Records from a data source
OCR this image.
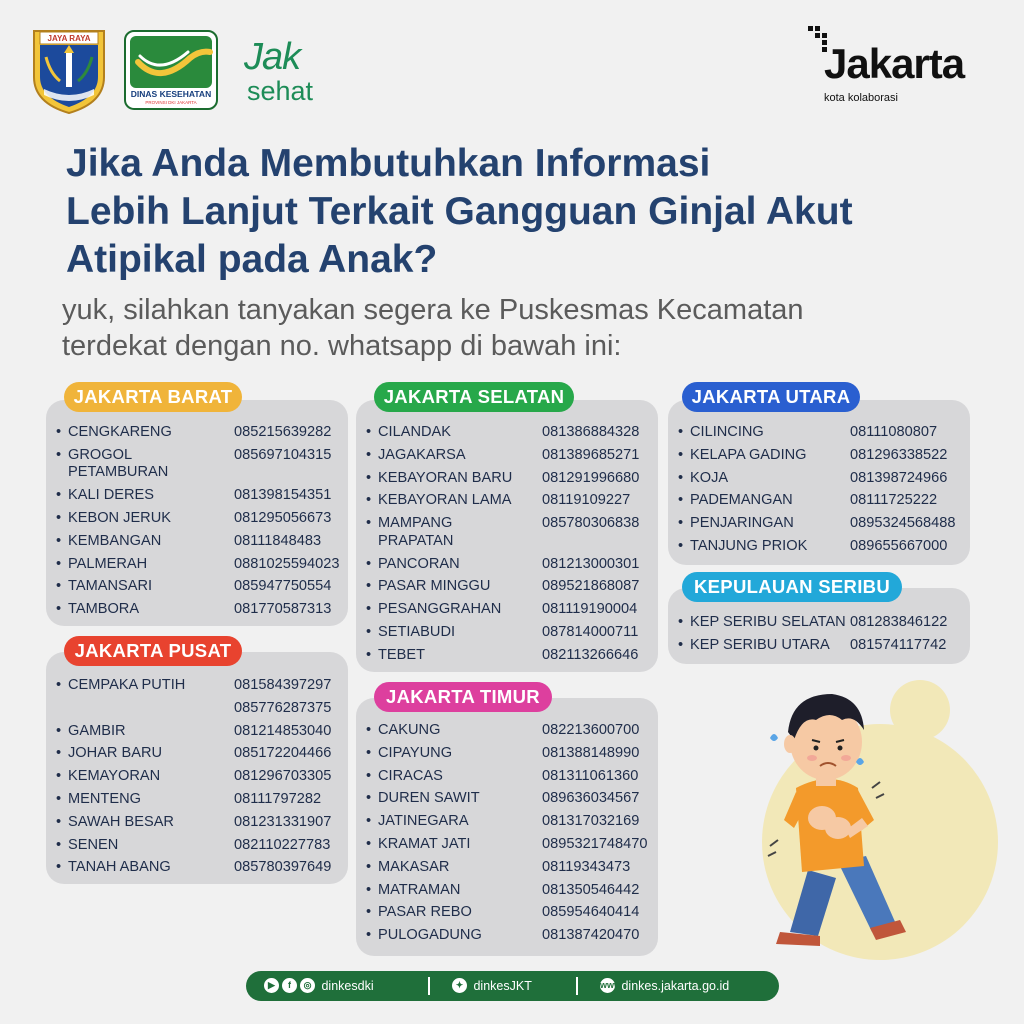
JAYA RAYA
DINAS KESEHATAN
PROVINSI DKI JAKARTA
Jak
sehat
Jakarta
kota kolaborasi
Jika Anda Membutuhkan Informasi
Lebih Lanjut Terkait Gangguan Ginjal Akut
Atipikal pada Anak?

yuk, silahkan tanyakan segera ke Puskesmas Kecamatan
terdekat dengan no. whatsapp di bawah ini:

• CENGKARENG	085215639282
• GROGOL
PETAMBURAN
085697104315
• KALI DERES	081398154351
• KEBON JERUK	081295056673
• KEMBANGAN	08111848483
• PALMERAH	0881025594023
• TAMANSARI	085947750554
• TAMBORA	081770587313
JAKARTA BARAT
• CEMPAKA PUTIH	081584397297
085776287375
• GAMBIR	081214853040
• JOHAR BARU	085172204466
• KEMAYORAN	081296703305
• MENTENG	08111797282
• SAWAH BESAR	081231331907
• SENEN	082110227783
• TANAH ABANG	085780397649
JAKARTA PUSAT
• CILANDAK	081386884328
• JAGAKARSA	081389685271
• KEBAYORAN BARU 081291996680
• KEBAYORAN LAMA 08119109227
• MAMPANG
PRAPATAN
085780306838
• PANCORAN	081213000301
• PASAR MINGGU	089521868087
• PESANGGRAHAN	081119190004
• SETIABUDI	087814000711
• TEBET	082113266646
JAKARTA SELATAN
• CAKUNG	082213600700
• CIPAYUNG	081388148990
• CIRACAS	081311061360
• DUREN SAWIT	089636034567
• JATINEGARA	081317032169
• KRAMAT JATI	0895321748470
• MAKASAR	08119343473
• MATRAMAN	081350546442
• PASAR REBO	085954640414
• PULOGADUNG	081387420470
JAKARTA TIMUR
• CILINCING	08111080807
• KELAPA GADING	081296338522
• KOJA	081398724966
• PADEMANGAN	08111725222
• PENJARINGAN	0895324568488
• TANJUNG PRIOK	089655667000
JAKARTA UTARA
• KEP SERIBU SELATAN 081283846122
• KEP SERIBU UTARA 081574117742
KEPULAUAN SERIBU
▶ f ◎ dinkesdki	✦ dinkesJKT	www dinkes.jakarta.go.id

* WHAT THE TASK ASKS *
Reproduce the records, all of them, word for word; omit the pictures.

* EXERCISE ANSWER *
OCR this image.
JAYA RAYA
DINAS KESEHATAN
PROVINSI DKI JAKARTA
Jak
sehat
Jakarta
kota kolaborasi
Jika Anda Membutuhkan Informasi
Lebih Lanjut Terkait Gangguan Ginjal Akut
Atipikal pada Anak?

yuk, silahkan tanyakan segera ke Puskesmas Kecamatan
terdekat dengan no. whatsapp di bawah ini:

• CENGKARENG	085215639282
• GROGOL
PETAMBURAN
085697104315
• KALI DERES	081398154351
• KEBON JERUK	081295056673
• KEMBANGAN	08111848483
• PALMERAH	0881025594023
• TAMANSARI	085947750554
• TAMBORA	081770587313
JAKARTA BARAT
• CEMPAKA PUTIH	081584397297
085776287375
• GAMBIR	081214853040
• JOHAR BARU	085172204466
• KEMAYORAN	081296703305
• MENTENG	08111797282
• SAWAH BESAR	081231331907
• SENEN	082110227783
• TANAH ABANG	085780397649
JAKARTA PUSAT
• CILANDAK	081386884328
• JAGAKARSA	081389685271
• KEBAYORAN BARU 081291996680
• KEBAYORAN LAMA 08119109227
• MAMPANG
PRAPATAN
085780306838
• PANCORAN	081213000301
• PASAR MINGGU	089521868087
• PESANGGRAHAN	081119190004
• SETIABUDI	087814000711
• TEBET	082113266646
JAKARTA SELATAN
• CAKUNG	082213600700
• CIPAYUNG	081388148990
• CIRACAS	081311061360
• DUREN SAWIT	089636034567
• JATINEGARA	081317032169
• KRAMAT JATI	0895321748470
• MAKASAR	08119343473
• MATRAMAN	081350546442
• PASAR REBO	085954640414
• PULOGADUNG	081387420470
JAKARTA TIMUR
• CILINCING	08111080807
• KELAPA GADING	081296338522
• KOJA	081398724966
• PADEMANGAN	08111725222
• PENJARINGAN	0895324568488
• TANJUNG PRIOK	089655667000
JAKARTA UTARA
• KEP SERIBU SELATAN 081283846122
• KEP SERIBU UTARA 081574117742
KEPULAUAN SERIBU
▶ f ◎ dinkesdki	✦ dinkesJKT	www dinkes.jakarta.go.id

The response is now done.